>> begin Listing

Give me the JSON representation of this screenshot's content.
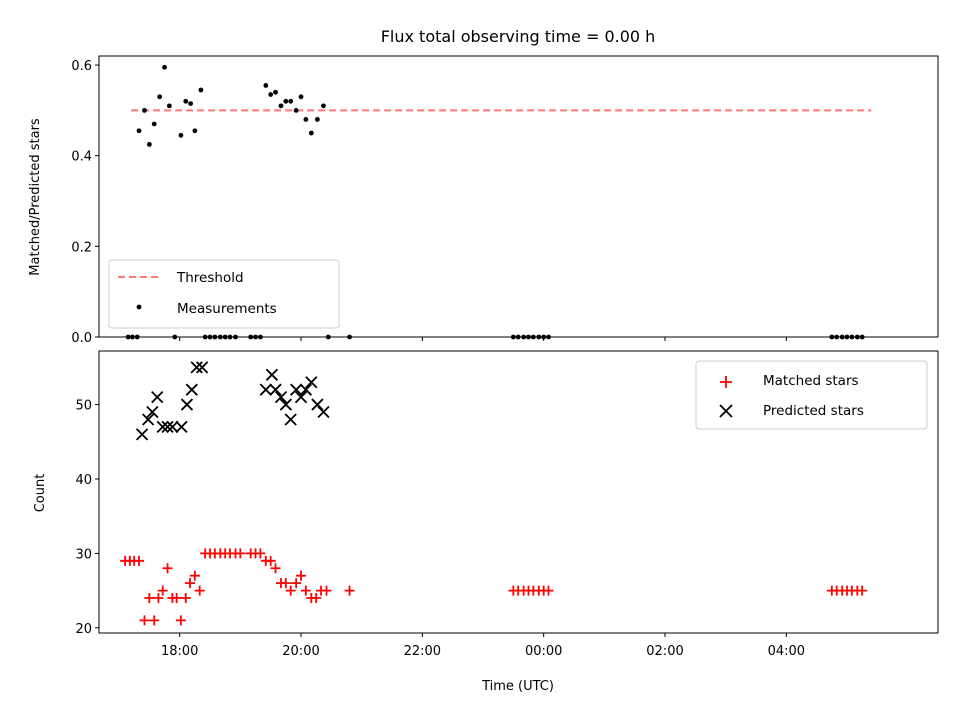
{
  "chart_data": [
    {
      "type": "scatter",
      "title": "Flux total observing time = 0.00 h",
      "xlabel": "",
      "ylabel": "Matched/Predicted stars",
      "xlim": [
        16.67,
        30.5
      ],
      "ylim": [
        0.0,
        0.62
      ],
      "yticks": [
        0.0,
        0.2,
        0.4,
        0.6
      ],
      "ytick_labels": [
        "0.0",
        "0.2",
        "0.4",
        "0.6"
      ],
      "xticks": [
        18,
        20,
        22,
        24,
        26,
        28
      ],
      "xtick_labels": [
        "",
        "",
        "",
        "",
        "",
        ""
      ],
      "legend_position": "bottom-left",
      "series": [
        {
          "name": "Threshold",
          "kind": "line",
          "style": "dashed",
          "color": "#ff7777",
          "points": [
            [
              17.2,
              0.5
            ],
            [
              29.4,
              0.5
            ]
          ]
        },
        {
          "name": "Measurements",
          "kind": "scatter",
          "marker": "dot",
          "color": "#000000",
          "points": [
            [
              17.15,
              0.0
            ],
            [
              17.22,
              0.0
            ],
            [
              17.3,
              0.0
            ],
            [
              17.33,
              0.455
            ],
            [
              17.42,
              0.5
            ],
            [
              17.5,
              0.425
            ],
            [
              17.58,
              0.47
            ],
            [
              17.67,
              0.53
            ],
            [
              17.75,
              0.595
            ],
            [
              17.83,
              0.51
            ],
            [
              17.92,
              0.0
            ],
            [
              18.02,
              0.445
            ],
            [
              18.1,
              0.52
            ],
            [
              18.18,
              0.515
            ],
            [
              18.25,
              0.455
            ],
            [
              18.35,
              0.545
            ],
            [
              18.42,
              0.0
            ],
            [
              18.5,
              0.0
            ],
            [
              18.58,
              0.0
            ],
            [
              18.67,
              0.0
            ],
            [
              18.75,
              0.0
            ],
            [
              18.83,
              0.0
            ],
            [
              18.92,
              0.0
            ],
            [
              19.17,
              0.0
            ],
            [
              19.25,
              0.0
            ],
            [
              19.33,
              0.0
            ],
            [
              19.42,
              0.555
            ],
            [
              19.5,
              0.535
            ],
            [
              19.58,
              0.54
            ],
            [
              19.67,
              0.51
            ],
            [
              19.75,
              0.52
            ],
            [
              19.83,
              0.52
            ],
            [
              19.92,
              0.5
            ],
            [
              20.0,
              0.53
            ],
            [
              20.08,
              0.48
            ],
            [
              20.17,
              0.45
            ],
            [
              20.27,
              0.48
            ],
            [
              20.37,
              0.51
            ],
            [
              20.45,
              0.0
            ],
            [
              20.8,
              0.0
            ],
            [
              23.5,
              0.0
            ],
            [
              23.58,
              0.0
            ],
            [
              23.67,
              0.0
            ],
            [
              23.75,
              0.0
            ],
            [
              23.83,
              0.0
            ],
            [
              23.92,
              0.0
            ],
            [
              24.0,
              0.0
            ],
            [
              24.08,
              0.0
            ],
            [
              28.75,
              0.0
            ],
            [
              28.83,
              0.0
            ],
            [
              28.92,
              0.0
            ],
            [
              29.0,
              0.0
            ],
            [
              29.08,
              0.0
            ],
            [
              29.17,
              0.0
            ],
            [
              29.25,
              0.0
            ]
          ]
        }
      ]
    },
    {
      "type": "scatter",
      "title": "",
      "xlabel": "Time (UTC)",
      "ylabel": "Count",
      "xlim": [
        16.67,
        30.5
      ],
      "ylim": [
        19.3,
        57.2
      ],
      "yticks": [
        20,
        30,
        40,
        50
      ],
      "ytick_labels": [
        "20",
        "30",
        "40",
        "50"
      ],
      "xticks": [
        18,
        20,
        22,
        24,
        26,
        28
      ],
      "xtick_labels": [
        "18:00",
        "20:00",
        "22:00",
        "00:00",
        "02:00",
        "04:00"
      ],
      "legend_position": "top-right",
      "series": [
        {
          "name": "Matched stars",
          "kind": "scatter",
          "marker": "plus",
          "color": "#ff0000",
          "points": [
            [
              17.1,
              29
            ],
            [
              17.18,
              29
            ],
            [
              17.25,
              29
            ],
            [
              17.33,
              29
            ],
            [
              17.42,
              21
            ],
            [
              17.5,
              24
            ],
            [
              17.58,
              21
            ],
            [
              17.65,
              24
            ],
            [
              17.72,
              25
            ],
            [
              17.8,
              28
            ],
            [
              17.88,
              24
            ],
            [
              17.95,
              24
            ],
            [
              18.02,
              21
            ],
            [
              18.1,
              24
            ],
            [
              18.17,
              26
            ],
            [
              18.25,
              27
            ],
            [
              18.33,
              25
            ],
            [
              18.42,
              30
            ],
            [
              18.5,
              30
            ],
            [
              18.58,
              30
            ],
            [
              18.67,
              30
            ],
            [
              18.75,
              30
            ],
            [
              18.83,
              30
            ],
            [
              18.92,
              30
            ],
            [
              19.0,
              30
            ],
            [
              19.17,
              30
            ],
            [
              19.25,
              30
            ],
            [
              19.33,
              30
            ],
            [
              19.42,
              29
            ],
            [
              19.5,
              29
            ],
            [
              19.58,
              28
            ],
            [
              19.67,
              26
            ],
            [
              19.75,
              26
            ],
            [
              19.83,
              25
            ],
            [
              19.92,
              26
            ],
            [
              20.0,
              27
            ],
            [
              20.08,
              25
            ],
            [
              20.17,
              24
            ],
            [
              20.25,
              24
            ],
            [
              20.33,
              25
            ],
            [
              20.42,
              25
            ],
            [
              20.8,
              25
            ],
            [
              23.5,
              25
            ],
            [
              23.58,
              25
            ],
            [
              23.67,
              25
            ],
            [
              23.75,
              25
            ],
            [
              23.83,
              25
            ],
            [
              23.92,
              25
            ],
            [
              24.0,
              25
            ],
            [
              24.08,
              25
            ],
            [
              28.75,
              25
            ],
            [
              28.83,
              25
            ],
            [
              28.92,
              25
            ],
            [
              29.0,
              25
            ],
            [
              29.08,
              25
            ],
            [
              29.17,
              25
            ],
            [
              29.25,
              25
            ]
          ]
        },
        {
          "name": "Predicted stars",
          "kind": "scatter",
          "marker": "x",
          "color": "#000000",
          "points": [
            [
              17.38,
              46
            ],
            [
              17.48,
              48
            ],
            [
              17.55,
              49
            ],
            [
              17.63,
              51
            ],
            [
              17.72,
              47
            ],
            [
              17.8,
              47
            ],
            [
              17.88,
              47
            ],
            [
              18.03,
              47
            ],
            [
              18.12,
              50
            ],
            [
              18.2,
              52
            ],
            [
              18.28,
              55
            ],
            [
              18.37,
              55
            ],
            [
              19.42,
              52
            ],
            [
              19.52,
              54
            ],
            [
              19.58,
              52
            ],
            [
              19.67,
              51
            ],
            [
              19.75,
              50
            ],
            [
              19.83,
              48
            ],
            [
              19.92,
              52
            ],
            [
              20.0,
              51
            ],
            [
              20.08,
              52
            ],
            [
              20.17,
              53
            ],
            [
              20.27,
              50
            ],
            [
              20.37,
              49
            ]
          ]
        }
      ]
    }
  ]
}
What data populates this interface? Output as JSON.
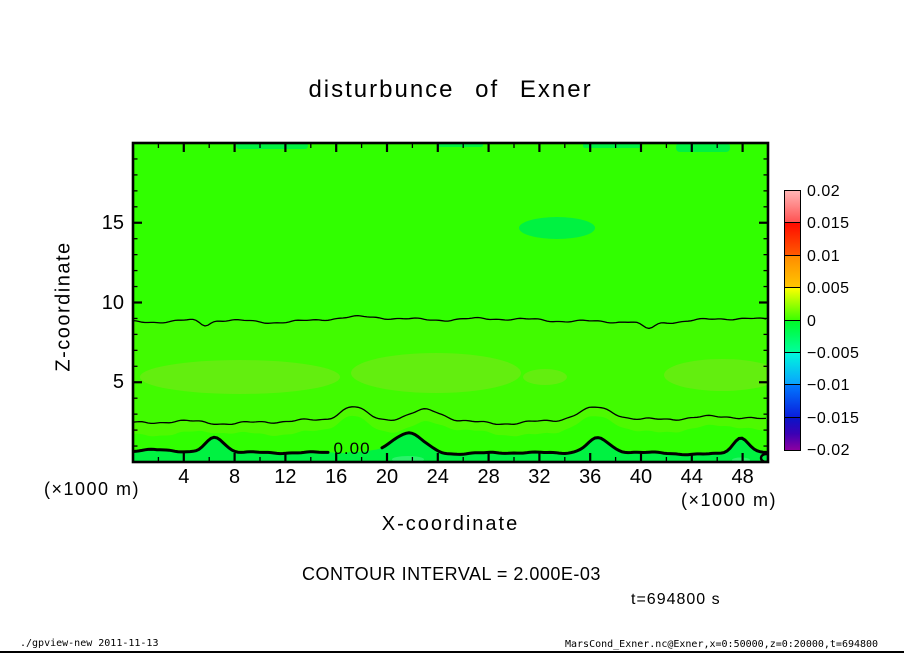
{
  "title": "disturbunce of Exner",
  "axes": {
    "xlabel": "X-coordinate",
    "ylabel": "Z-coordinate",
    "unit_left": "(×1000 m)",
    "unit_right": "(×1000 m)",
    "x_range": [
      0,
      50
    ],
    "y_range": [
      0,
      20
    ],
    "x_ticks": [
      4,
      8,
      12,
      16,
      20,
      24,
      28,
      32,
      36,
      40,
      44,
      48
    ],
    "x_minor_step": 2,
    "y_ticks": [
      5,
      10,
      15
    ],
    "y_minor_step": 1
  },
  "annotations": {
    "contour_interval": "CONTOUR INTERVAL = 2.000E-03",
    "time_label": "t=694800 s",
    "contour_label": "0.00"
  },
  "footer": {
    "left": "./gpview-new  2011-11-13",
    "right": "MarsCond_Exner.nc@Exner,x=0:50000,z=0:20000,t=694800"
  },
  "colorbar": {
    "labels": [
      "0.02",
      "0.015",
      "0.01",
      "0.005",
      "0",
      "−0.005",
      "−0.01",
      "−0.015",
      "−0.02"
    ],
    "boxes": [
      {
        "from": 0.015,
        "to": 0.02,
        "top": "#ffb4b4",
        "bottom": "#ff5050"
      },
      {
        "from": 0.01,
        "to": 0.015,
        "top": "#ff0a00",
        "bottom": "#ff5a00"
      },
      {
        "from": 0.005,
        "to": 0.01,
        "top": "#ff8c00",
        "bottom": "#ffc800"
      },
      {
        "from": 0,
        "to": 0.005,
        "top": "#fdff00",
        "mid": "#9bff00",
        "bottom": "#3cff00"
      },
      {
        "from": -0.005,
        "to": 0,
        "top": "#00fa28",
        "bottom": "#00ffa0"
      },
      {
        "from": -0.01,
        "to": -0.005,
        "top": "#00f8dc",
        "bottom": "#0aa0ff"
      },
      {
        "from": -0.015,
        "to": -0.01,
        "top": "#0078ff",
        "bottom": "#0a1edc"
      },
      {
        "from": -0.02,
        "to": -0.015,
        "top": "#0a14c8",
        "mid": "#3c00b4",
        "bottom": "#8c00a0"
      }
    ]
  },
  "chart_data": {
    "type": "contour",
    "title": "disturbunce of Exner",
    "xlabel": "X-coordinate",
    "ylabel": "Z-coordinate",
    "x_unit": "×1000 m",
    "z_unit": "×1000 m",
    "x_range_m": [
      0,
      50000
    ],
    "z_range_m": [
      0,
      20000
    ],
    "time_seconds": 694800,
    "contour_interval": 0.002,
    "colorbar_ticks": [
      0.02,
      0.015,
      0.01,
      0.005,
      0,
      -0.005,
      -0.01,
      -0.015,
      -0.02
    ],
    "contour_lines": [
      {
        "label": "0.00",
        "value": 0.0,
        "thick": true,
        "mean_z_km": 0.6
      },
      {
        "value": "thin positive contour",
        "thick": false,
        "mean_z_km": 2.6
      },
      {
        "value": "thin positive contour",
        "thick": false,
        "mean_z_km": 8.8
      }
    ],
    "field_summary": "Field is nearly uniform slightly-positive Exner disturbance (green tones near 0). A wavy zero contour (thick, labelled 0.00) runs near z=0.5-1 km with hills near x=6.5, 21.5, 36.5, 47.8; below it values are slightly negative (blue-green tone). Thin contours near z=2.6 km and z=8.8 km bound a lighter yellow-green band of higher positive values around z=4-6 km. Small slightly-negative patches touch the model top near x=10-14, 24-27, 35-40, 43-47 and a blob near x=33, z=15.",
    "tone_colors": {
      "base_green": "#31ff00",
      "band_green": "#41fb00",
      "band_light_green": "#63ee0f",
      "under_band_green": "#4ef900",
      "negative_green": "#00f241",
      "negative_teal": "#2bf26b"
    }
  }
}
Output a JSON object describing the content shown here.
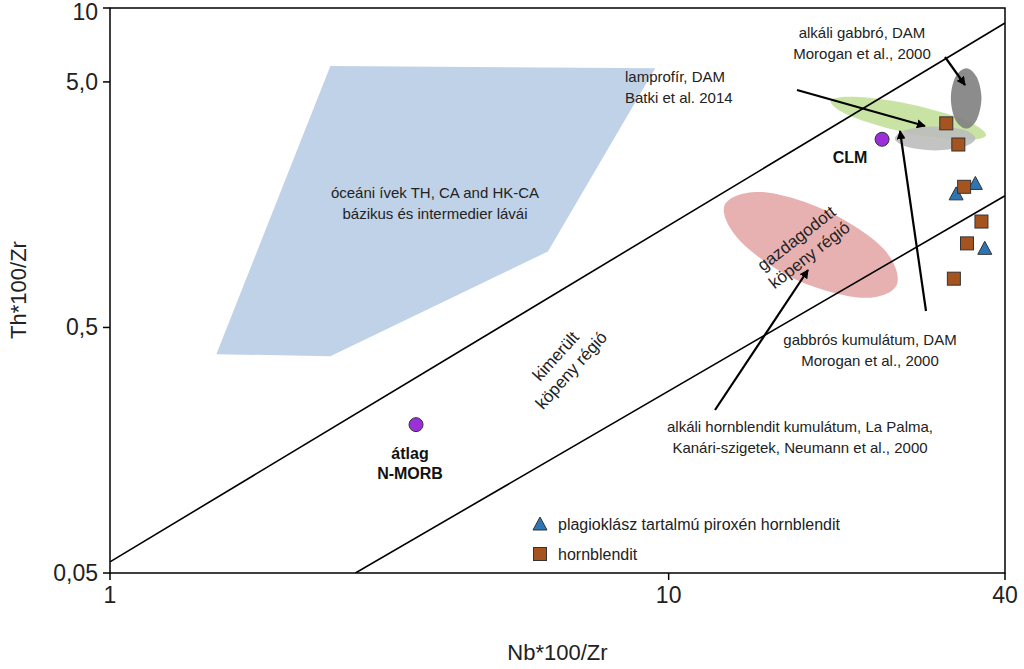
{
  "chart_data": {
    "type": "scatter",
    "x_label": "Nb*100/Zr",
    "y_label": "Th*100/Zr",
    "log": true,
    "xlim": [
      1,
      40
    ],
    "ylim": [
      0.05,
      10
    ],
    "xticks": [
      1,
      10,
      40
    ],
    "yticks": [
      {
        "value": 0.05,
        "label": "0,05"
      },
      {
        "value": 0.5,
        "label": "0,5"
      },
      {
        "value": 5,
        "label": "5,0"
      },
      10
    ],
    "series": [
      {
        "name": "plagioklász tartalmú piroxén hornblendit",
        "color": "#2e75b6",
        "marker": "triangle",
        "x": [
          32.7,
          35.4,
          36.8
        ],
        "values": [
          1.75,
          1.93,
          1.05
        ]
      },
      {
        "name": "hornblendit",
        "color": "#a5541f",
        "marker": "square",
        "x": [
          31.4,
          33.0,
          33.8,
          36.3,
          34.2,
          32.4
        ],
        "values": [
          3.39,
          2.78,
          1.87,
          1.35,
          1.1,
          0.79
        ]
      }
    ],
    "reference_points": [
      {
        "label": "CLM",
        "x": 24.1,
        "y": 2.92,
        "color": "#9b30d9"
      },
      {
        "label": "átlag\nN-MORB",
        "x": 3.53,
        "y": 0.201,
        "color": "#9b30d9"
      }
    ],
    "regions": [
      {
        "label": "óceáni ívek TH, CA and HK-CA\nbázikus és intermedier lávái",
        "color": "#b9cde5",
        "line_style": "straight",
        "x": [
          2.48,
          9.46,
          6.08,
          2.48,
          1.55
        ],
        "y": [
          5.8,
          5.69,
          1.02,
          0.382,
          0.389
        ]
      },
      {
        "label": "gazdagodott\nköpeny régió",
        "color": "#e6a9a9",
        "line_style": "smooth",
        "x": [
          25.6,
          22.1,
          16.8,
          13.4,
          12.6,
          14.7,
          19.2,
          24.2
        ],
        "y": [
          0.745,
          0.661,
          0.788,
          1.13,
          1.58,
          1.78,
          1.49,
          1.05
        ]
      },
      {
        "color": "#c3e09a",
        "line_style": "smooth",
        "x": [
          37.0,
          33.4,
          26.5,
          21.2,
          19.5,
          21.5,
          27.2,
          34.0
        ],
        "y": [
          3.03,
          2.9,
          3.11,
          3.62,
          4.17,
          4.35,
          4.05,
          3.49
        ]
      },
      {
        "color": "#bdbdbd",
        "line_style": "smooth",
        "x": [
          35.4,
          33.7,
          30.0,
          26.7,
          25.4,
          26.7,
          30.0,
          33.7
        ],
        "y": [
          2.94,
          2.72,
          2.63,
          2.72,
          2.94,
          3.19,
          3.29,
          3.19
        ]
      },
      {
        "color": "#7f7f7f",
        "line_style": "smooth",
        "x": [
          36.3,
          35.6,
          34.1,
          32.6,
          32.0,
          32.6,
          34.1,
          35.6
        ],
        "y": [
          4.29,
          3.51,
          3.23,
          3.51,
          4.29,
          5.23,
          5.69,
          5.23
        ]
      }
    ],
    "boundary_lines": [
      {
        "color": "#000000",
        "x": [
          1,
          40
        ],
        "y": [
          0.0555,
          8.69
        ]
      },
      {
        "color": "#000000",
        "x": [
          2.75,
          40
        ],
        "y": [
          0.05,
          1.72
        ]
      }
    ],
    "annotations": [
      {
        "text": "alkáli gabbró, DAM\nMorogan et al., 2000"
      },
      {
        "text": "lamprofír, DAM\nBatki et al. 2014"
      },
      {
        "text": "gabbrós kumulátum, DAM\nMorogan et al., 2000"
      },
      {
        "text": "alkáli hornblendit kumulátum, La Palma,\nKanári-szigetek, Neumann et al., 2000"
      },
      {
        "text": "kimerült\nköpeny régió"
      }
    ]
  }
}
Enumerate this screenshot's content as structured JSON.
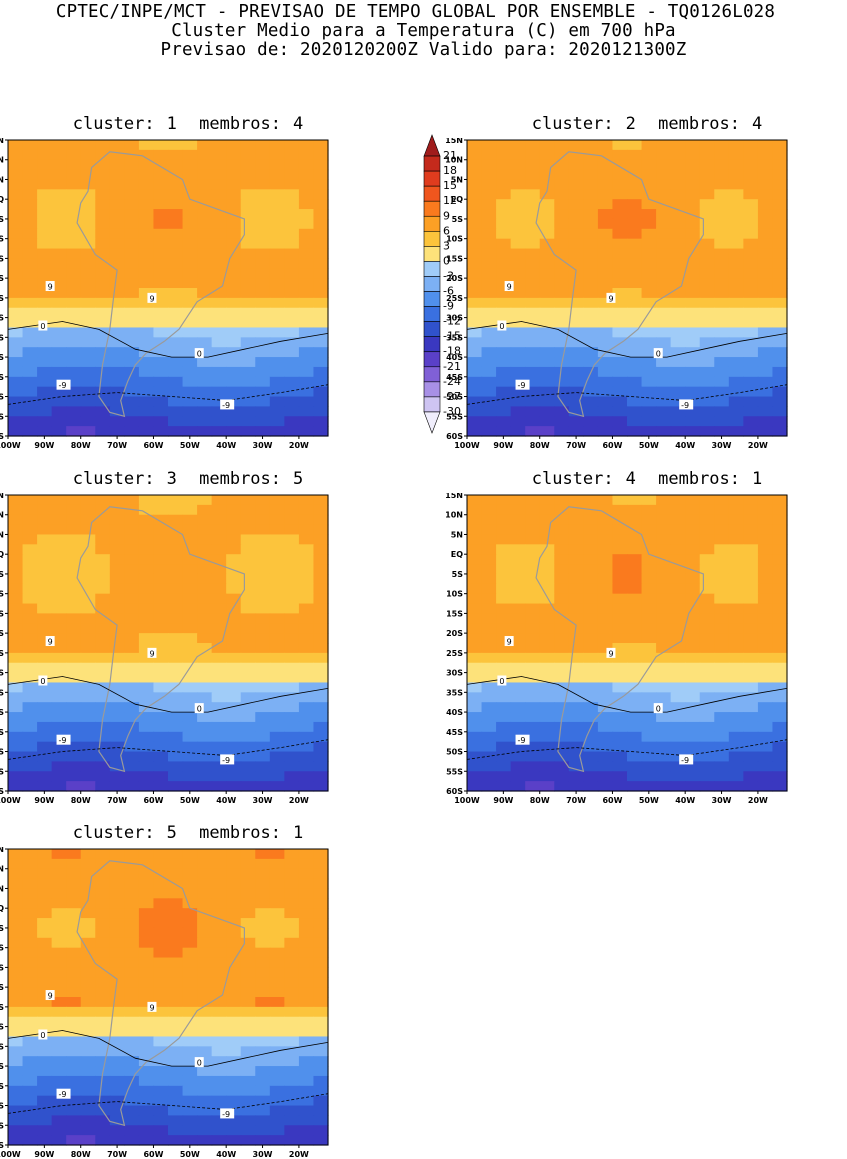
{
  "header": {
    "line1": "CPTEC/INPE/MCT - PREVISAO DE TEMPO GLOBAL POR ENSEMBLE - TQ0126L028",
    "line2": "Cluster Medio para a Temperatura (C) em 700 hPa",
    "line3": "Previsao de: 2020120200Z   Valido para: 2020121300Z"
  },
  "axes": {
    "lat_labels": [
      "15N",
      "10N",
      "5N",
      "EQ",
      "5S",
      "10S",
      "15S",
      "20S",
      "25S",
      "30S",
      "35S",
      "40S",
      "45S",
      "50S",
      "55S",
      "60S"
    ],
    "lon_labels": [
      "100W",
      "90W",
      "80W",
      "70W",
      "60W",
      "50W",
      "40W",
      "30W",
      "20W"
    ]
  },
  "colorbar": {
    "levels": [
      "21",
      "18",
      "15",
      "12",
      "9",
      "6",
      "3",
      "0",
      "-3",
      "-6",
      "-9",
      "-12",
      "-15",
      "-18",
      "-21",
      "-24",
      "-27",
      "-30"
    ],
    "colors": [
      "#a01c1c",
      "#c42a1c",
      "#e03c1e",
      "#f0561e",
      "#fa7a1e",
      "#fca025",
      "#fcc43c",
      "#fde27a",
      "#a0ccf8",
      "#7cb0f4",
      "#5090ec",
      "#3a70e0",
      "#3052cc",
      "#3a38c0",
      "#5a40c8",
      "#8060d6",
      "#a890e6",
      "#cec4f2",
      "#f0eefc"
    ]
  },
  "panels": [
    {
      "id": 1,
      "cluster_label": "cluster:",
      "cluster_value": "1",
      "members_label": "membros:",
      "members_value": "4"
    },
    {
      "id": 2,
      "cluster_label": "cluster:",
      "cluster_value": "2",
      "members_label": "membros:",
      "members_value": "4"
    },
    {
      "id": 3,
      "cluster_label": "cluster:",
      "cluster_value": "3",
      "members_label": "membros:",
      "members_value": "5"
    },
    {
      "id": 4,
      "cluster_label": "cluster:",
      "cluster_value": "4",
      "members_label": "membros:",
      "members_value": "1"
    },
    {
      "id": 5,
      "cluster_label": "cluster:",
      "cluster_value": "5",
      "members_label": "membros:",
      "members_value": "1"
    }
  ],
  "contour_labels": {
    "warm": "9",
    "zero": "0",
    "cold": "-9"
  }
}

>> end Listing

Work to do:
Where does the word "nköpeny" appear in the listing? List each line that holds it.

Response:
        "label": "gazdagodott\nköpeny régió",
        "text": "kimerült\nköpeny régió"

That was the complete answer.